-- Start of INFORMATION SHOWN --
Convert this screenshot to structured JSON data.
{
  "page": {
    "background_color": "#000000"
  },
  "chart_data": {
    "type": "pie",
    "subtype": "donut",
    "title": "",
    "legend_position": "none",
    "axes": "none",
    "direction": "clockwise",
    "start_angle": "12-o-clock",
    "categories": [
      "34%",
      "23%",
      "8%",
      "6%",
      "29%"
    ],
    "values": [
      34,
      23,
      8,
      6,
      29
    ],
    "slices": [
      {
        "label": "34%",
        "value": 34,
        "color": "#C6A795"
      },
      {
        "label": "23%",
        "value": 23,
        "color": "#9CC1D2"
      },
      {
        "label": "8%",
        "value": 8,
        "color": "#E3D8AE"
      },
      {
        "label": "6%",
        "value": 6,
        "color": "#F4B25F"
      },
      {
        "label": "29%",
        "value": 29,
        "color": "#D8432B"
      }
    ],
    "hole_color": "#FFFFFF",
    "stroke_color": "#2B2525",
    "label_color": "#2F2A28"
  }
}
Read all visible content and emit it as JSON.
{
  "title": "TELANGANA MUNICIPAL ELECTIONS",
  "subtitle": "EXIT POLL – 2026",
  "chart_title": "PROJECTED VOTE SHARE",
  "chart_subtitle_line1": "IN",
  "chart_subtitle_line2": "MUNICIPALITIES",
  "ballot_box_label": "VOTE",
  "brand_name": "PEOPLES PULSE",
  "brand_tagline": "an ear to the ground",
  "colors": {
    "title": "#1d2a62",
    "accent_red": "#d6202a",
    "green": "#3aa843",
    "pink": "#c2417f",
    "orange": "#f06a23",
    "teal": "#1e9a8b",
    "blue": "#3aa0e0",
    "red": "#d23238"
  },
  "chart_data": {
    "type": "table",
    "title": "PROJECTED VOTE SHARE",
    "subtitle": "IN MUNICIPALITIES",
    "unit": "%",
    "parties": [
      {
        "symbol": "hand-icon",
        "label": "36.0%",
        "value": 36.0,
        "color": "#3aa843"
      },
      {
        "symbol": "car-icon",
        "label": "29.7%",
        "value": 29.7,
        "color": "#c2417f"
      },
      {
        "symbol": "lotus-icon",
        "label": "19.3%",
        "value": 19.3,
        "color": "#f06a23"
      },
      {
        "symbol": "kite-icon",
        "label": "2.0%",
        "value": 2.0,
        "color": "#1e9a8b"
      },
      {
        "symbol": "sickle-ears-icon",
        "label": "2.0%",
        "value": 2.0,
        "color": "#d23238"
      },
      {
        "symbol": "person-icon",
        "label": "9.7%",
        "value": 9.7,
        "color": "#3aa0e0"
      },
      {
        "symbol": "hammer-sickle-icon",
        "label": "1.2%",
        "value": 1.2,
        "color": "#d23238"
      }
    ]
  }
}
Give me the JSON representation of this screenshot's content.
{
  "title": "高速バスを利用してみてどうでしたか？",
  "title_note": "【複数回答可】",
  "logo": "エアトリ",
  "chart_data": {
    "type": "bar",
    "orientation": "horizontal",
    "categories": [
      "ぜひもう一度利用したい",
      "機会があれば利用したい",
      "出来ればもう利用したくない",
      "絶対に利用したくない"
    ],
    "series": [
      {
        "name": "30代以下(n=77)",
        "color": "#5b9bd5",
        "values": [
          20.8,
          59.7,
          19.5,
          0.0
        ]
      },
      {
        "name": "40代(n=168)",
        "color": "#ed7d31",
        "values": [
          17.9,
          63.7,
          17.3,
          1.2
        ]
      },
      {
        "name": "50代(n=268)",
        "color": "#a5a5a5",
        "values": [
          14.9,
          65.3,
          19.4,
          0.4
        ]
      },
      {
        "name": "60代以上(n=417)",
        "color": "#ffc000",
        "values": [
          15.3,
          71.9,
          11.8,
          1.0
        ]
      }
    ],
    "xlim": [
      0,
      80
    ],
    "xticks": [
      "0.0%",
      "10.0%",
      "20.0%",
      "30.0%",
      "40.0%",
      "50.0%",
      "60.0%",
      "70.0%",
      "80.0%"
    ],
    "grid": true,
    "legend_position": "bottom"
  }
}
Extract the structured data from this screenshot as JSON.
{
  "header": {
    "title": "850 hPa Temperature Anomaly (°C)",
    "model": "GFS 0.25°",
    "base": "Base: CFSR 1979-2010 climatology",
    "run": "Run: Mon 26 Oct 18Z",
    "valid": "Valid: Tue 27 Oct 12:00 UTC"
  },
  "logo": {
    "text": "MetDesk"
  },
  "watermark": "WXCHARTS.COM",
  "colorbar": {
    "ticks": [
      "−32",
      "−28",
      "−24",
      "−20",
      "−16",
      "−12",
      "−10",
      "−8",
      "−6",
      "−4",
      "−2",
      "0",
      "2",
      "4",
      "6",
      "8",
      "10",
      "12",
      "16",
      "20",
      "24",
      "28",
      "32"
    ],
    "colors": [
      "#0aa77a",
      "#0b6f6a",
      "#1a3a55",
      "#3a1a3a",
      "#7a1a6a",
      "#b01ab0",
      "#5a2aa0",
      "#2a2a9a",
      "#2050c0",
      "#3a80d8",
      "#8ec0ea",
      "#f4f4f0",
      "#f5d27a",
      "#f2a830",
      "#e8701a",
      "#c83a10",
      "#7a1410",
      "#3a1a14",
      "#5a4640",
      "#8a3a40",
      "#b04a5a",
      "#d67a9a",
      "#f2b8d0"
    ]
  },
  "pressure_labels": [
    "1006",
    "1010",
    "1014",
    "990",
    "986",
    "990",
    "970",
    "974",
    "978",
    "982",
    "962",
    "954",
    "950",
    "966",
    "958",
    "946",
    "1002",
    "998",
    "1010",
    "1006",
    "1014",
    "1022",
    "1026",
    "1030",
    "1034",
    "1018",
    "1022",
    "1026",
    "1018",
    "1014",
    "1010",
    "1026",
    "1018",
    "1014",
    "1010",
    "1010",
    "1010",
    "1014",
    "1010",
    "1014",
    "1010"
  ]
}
-- End of INFORMATION SHOWN --
■ **BRIEF**:
Go through the listing and print each line exactly as it appears.

■ **RESULT BELOW**:
Convert this screenshot to structured JSON data.
{
  "page": {
    "background_color": "#000000"
  },
  "chart_data": {
    "type": "pie",
    "subtype": "donut",
    "title": "",
    "legend_position": "none",
    "axes": "none",
    "direction": "clockwise",
    "start_angle": "12-o-clock",
    "categories": [
      "34%",
      "23%",
      "8%",
      "6%",
      "29%"
    ],
    "values": [
      34,
      23,
      8,
      6,
      29
    ],
    "slices": [
      {
        "label": "34%",
        "value": 34,
        "color": "#C6A795"
      },
      {
        "label": "23%",
        "value": 23,
        "color": "#9CC1D2"
      },
      {
        "label": "8%",
        "value": 8,
        "color": "#E3D8AE"
      },
      {
        "label": "6%",
        "value": 6,
        "color": "#F4B25F"
      },
      {
        "label": "29%",
        "value": 29,
        "color": "#D8432B"
      }
    ],
    "hole_color": "#FFFFFF",
    "stroke_color": "#2B2525",
    "label_color": "#2F2A28"
  }
}
Read all visible content and emit it as JSON.
{
  "title": "TELANGANA MUNICIPAL ELECTIONS",
  "subtitle": "EXIT POLL – 2026",
  "chart_title": "PROJECTED VOTE SHARE",
  "chart_subtitle_line1": "IN",
  "chart_subtitle_line2": "MUNICIPALITIES",
  "ballot_box_label": "VOTE",
  "brand_name": "PEOPLES PULSE",
  "brand_tagline": "an ear to the ground",
  "colors": {
    "title": "#1d2a62",
    "accent_red": "#d6202a",
    "green": "#3aa843",
    "pink": "#c2417f",
    "orange": "#f06a23",
    "teal": "#1e9a8b",
    "blue": "#3aa0e0",
    "red": "#d23238"
  },
  "chart_data": {
    "type": "table",
    "title": "PROJECTED VOTE SHARE",
    "subtitle": "IN MUNICIPALITIES",
    "unit": "%",
    "parties": [
      {
        "symbol": "hand-icon",
        "label": "36.0%",
        "value": 36.0,
        "color": "#3aa843"
      },
      {
        "symbol": "car-icon",
        "label": "29.7%",
        "value": 29.7,
        "color": "#c2417f"
      },
      {
        "symbol": "lotus-icon",
        "label": "19.3%",
        "value": 19.3,
        "color": "#f06a23"
      },
      {
        "symbol": "kite-icon",
        "label": "2.0%",
        "value": 2.0,
        "color": "#1e9a8b"
      },
      {
        "symbol": "sickle-ears-icon",
        "label": "2.0%",
        "value": 2.0,
        "color": "#d23238"
      },
      {
        "symbol": "person-icon",
        "label": "9.7%",
        "value": 9.7,
        "color": "#3aa0e0"
      },
      {
        "symbol": "hammer-sickle-icon",
        "label": "1.2%",
        "value": 1.2,
        "color": "#d23238"
      }
    ]
  }
}
Give me the JSON representation of this screenshot's content.
{
  "title": "高速バスを利用してみてどうでしたか？",
  "title_note": "【複数回答可】",
  "logo": "エアトリ",
  "chart_data": {
    "type": "bar",
    "orientation": "horizontal",
    "categories": [
      "ぜひもう一度利用したい",
      "機会があれば利用したい",
      "出来ればもう利用したくない",
      "絶対に利用したくない"
    ],
    "series": [
      {
        "name": "30代以下(n=77)",
        "color": "#5b9bd5",
        "values": [
          20.8,
          59.7,
          19.5,
          0.0
        ]
      },
      {
        "name": "40代(n=168)",
        "color": "#ed7d31",
        "values": [
          17.9,
          63.7,
          17.3,
          1.2
        ]
      },
      {
        "name": "50代(n=268)",
        "color": "#a5a5a5",
        "values": [
          14.9,
          65.3,
          19.4,
          0.4
        ]
      },
      {
        "name": "60代以上(n=417)",
        "color": "#ffc000",
        "values": [
          15.3,
          71.9,
          11.8,
          1.0
        ]
      }
    ],
    "xlim": [
      0,
      80
    ],
    "xticks": [
      "0.0%",
      "10.0%",
      "20.0%",
      "30.0%",
      "40.0%",
      "50.0%",
      "60.0%",
      "70.0%",
      "80.0%"
    ],
    "grid": true,
    "legend_position": "bottom"
  }
}
Extract the structured data from this screenshot as JSON.
{
  "header": {
    "title": "850 hPa Temperature Anomaly (°C)",
    "model": "GFS 0.25°",
    "base": "Base: CFSR 1979-2010 climatology",
    "run": "Run: Mon 26 Oct 18Z",
    "valid": "Valid: Tue 27 Oct 12:00 UTC"
  },
  "logo": {
    "text": "MetDesk"
  },
  "watermark": "WXCHARTS.COM",
  "colorbar": {
    "ticks": [
      "−32",
      "−28",
      "−24",
      "−20",
      "−16",
      "−12",
      "−10",
      "−8",
      "−6",
      "−4",
      "−2",
      "0",
      "2",
      "4",
      "6",
      "8",
      "10",
      "12",
      "16",
      "20",
      "24",
      "28",
      "32"
    ],
    "colors": [
      "#0aa77a",
      "#0b6f6a",
      "#1a3a55",
      "#3a1a3a",
      "#7a1a6a",
      "#b01ab0",
      "#5a2aa0",
      "#2a2a9a",
      "#2050c0",
      "#3a80d8",
      "#8ec0ea",
      "#f4f4f0",
      "#f5d27a",
      "#f2a830",
      "#e8701a",
      "#c83a10",
      "#7a1410",
      "#3a1a14",
      "#5a4640",
      "#8a3a40",
      "#b04a5a",
      "#d67a9a",
      "#f2b8d0"
    ]
  },
  "pressure_labels": [
    "1006",
    "1010",
    "1014",
    "990",
    "986",
    "990",
    "970",
    "974",
    "978",
    "982",
    "962",
    "954",
    "950",
    "966",
    "958",
    "946",
    "1002",
    "998",
    "1010",
    "1006",
    "1014",
    "1022",
    "1026",
    "1030",
    "1034",
    "1018",
    "1022",
    "1026",
    "1018",
    "1014",
    "1010",
    "1026",
    "1018",
    "1014",
    "1010",
    "1010",
    "1010",
    "1014",
    "1010",
    "1014",
    "1010"
  ]
}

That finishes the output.